## Goal
Output each entry verbatim and exclude every picture from it.

+---+

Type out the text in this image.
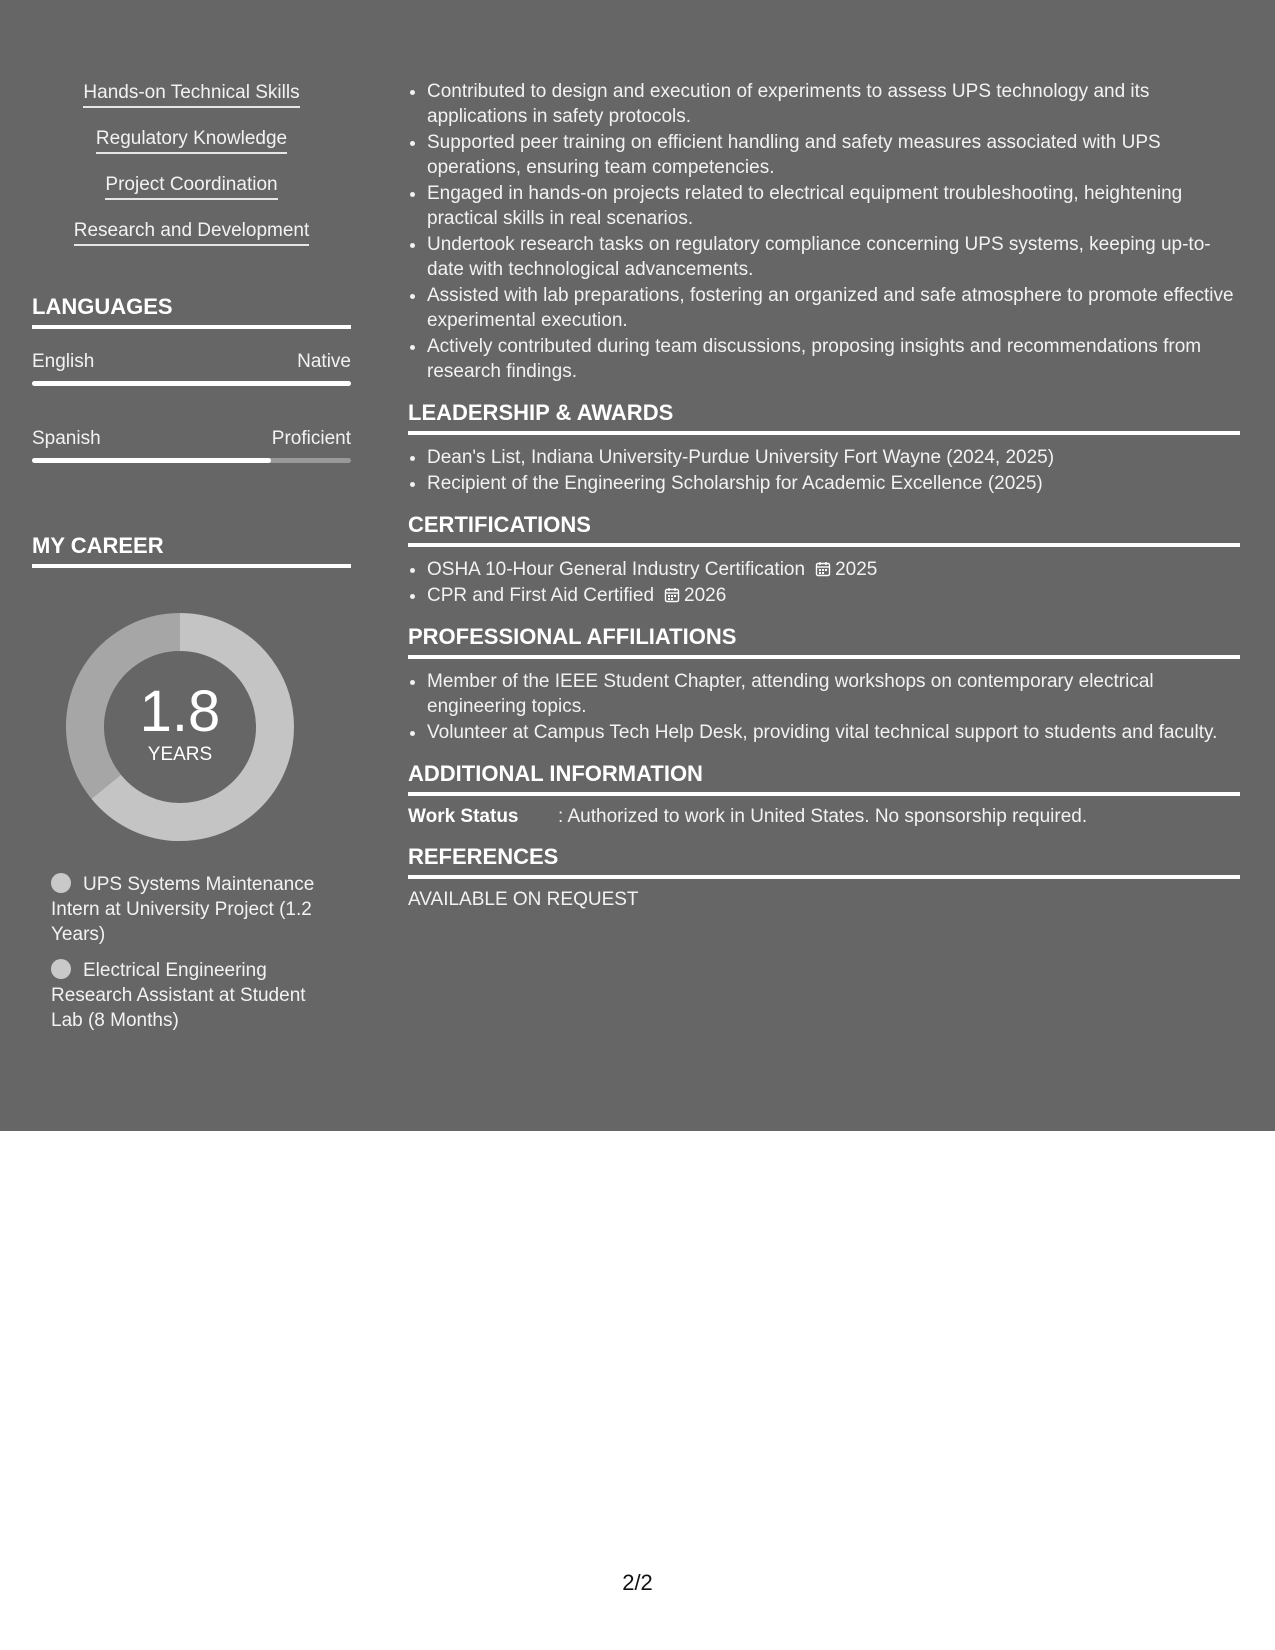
Hands-on Technical Skills
Regulatory Knowledge
Project Coordination
Research and Development
LANGUAGES
English	Native
Spanish	Proficient
MY CAREER
1.8
YEARS
UPS Systems Maintenance Intern at University Project (1.2 Years)
Electrical Engineering Research Assistant at Student Lab (8 Months)
• Contributed to design and execution of experiments to assess UPS technology and its applications in safety protocols.
• Supported peer training on efficient handling and safety measures associated with UPS operations, ensuring team competencies.
• Engaged in hands-on projects related to electrical equipment troubleshooting, heightening practical skills in real scenarios.
• Undertook research tasks on regulatory compliance concerning UPS systems, keeping up-to-date with technological advancements.
• Assisted with lab preparations, fostering an organized and safe atmosphere to promote effective experimental execution.
• Actively contributed during team discussions, proposing insights and recommendations from research findings.
LEADERSHIP & AWARDS
• Dean's List, Indiana University-Purdue University Fort Wayne (2024, 2025)
• Recipient of the Engineering Scholarship for Academic Excellence (2025)
CERTIFICATIONS
• OSHA 10-Hour General Industry Certification 2025
• CPR and First Aid Certified 2026
PROFESSIONAL AFFILIATIONS
• Member of the IEEE Student Chapter, attending workshops on contemporary electrical engineering topics.
• Volunteer at Campus Tech Help Desk, providing vital technical support to students and faculty.
ADDITIONAL INFORMATION
Work Status	: Authorized to work in United States. No sponsorship required.
REFERENCES

AVAILABLE ON REQUEST

2/2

+---+

## Solution to this task
Type out the text in this image.
Hands-on Technical Skills
Regulatory Knowledge
Project Coordination
Research and Development
LANGUAGES
English	Native
Spanish	Proficient
MY CAREER
1.8
YEARS
UPS Systems Maintenance Intern at University Project (1.2 Years)
Electrical Engineering Research Assistant at Student Lab (8 Months)
• Contributed to design and execution of experiments to assess UPS technology and its applications in safety protocols.
• Supported peer training on efficient handling and safety measures associated with UPS operations, ensuring team competencies.
• Engaged in hands-on projects related to electrical equipment troubleshooting, heightening practical skills in real scenarios.
• Undertook research tasks on regulatory compliance concerning UPS systems, keeping up-to-date with technological advancements.
• Assisted with lab preparations, fostering an organized and safe atmosphere to promote effective experimental execution.
• Actively contributed during team discussions, proposing insights and recommendations from research findings.
LEADERSHIP & AWARDS
• Dean's List, Indiana University-Purdue University Fort Wayne (2024, 2025)
• Recipient of the Engineering Scholarship for Academic Excellence (2025)
CERTIFICATIONS
• OSHA 10-Hour General Industry Certification 2025
• CPR and First Aid Certified 2026
PROFESSIONAL AFFILIATIONS
• Member of the IEEE Student Chapter, attending workshops on contemporary electrical engineering topics.
• Volunteer at Campus Tech Help Desk, providing vital technical support to students and faculty.
ADDITIONAL INFORMATION
Work Status	: Authorized to work in United States. No sponsorship required.
REFERENCES

AVAILABLE ON REQUEST

2/2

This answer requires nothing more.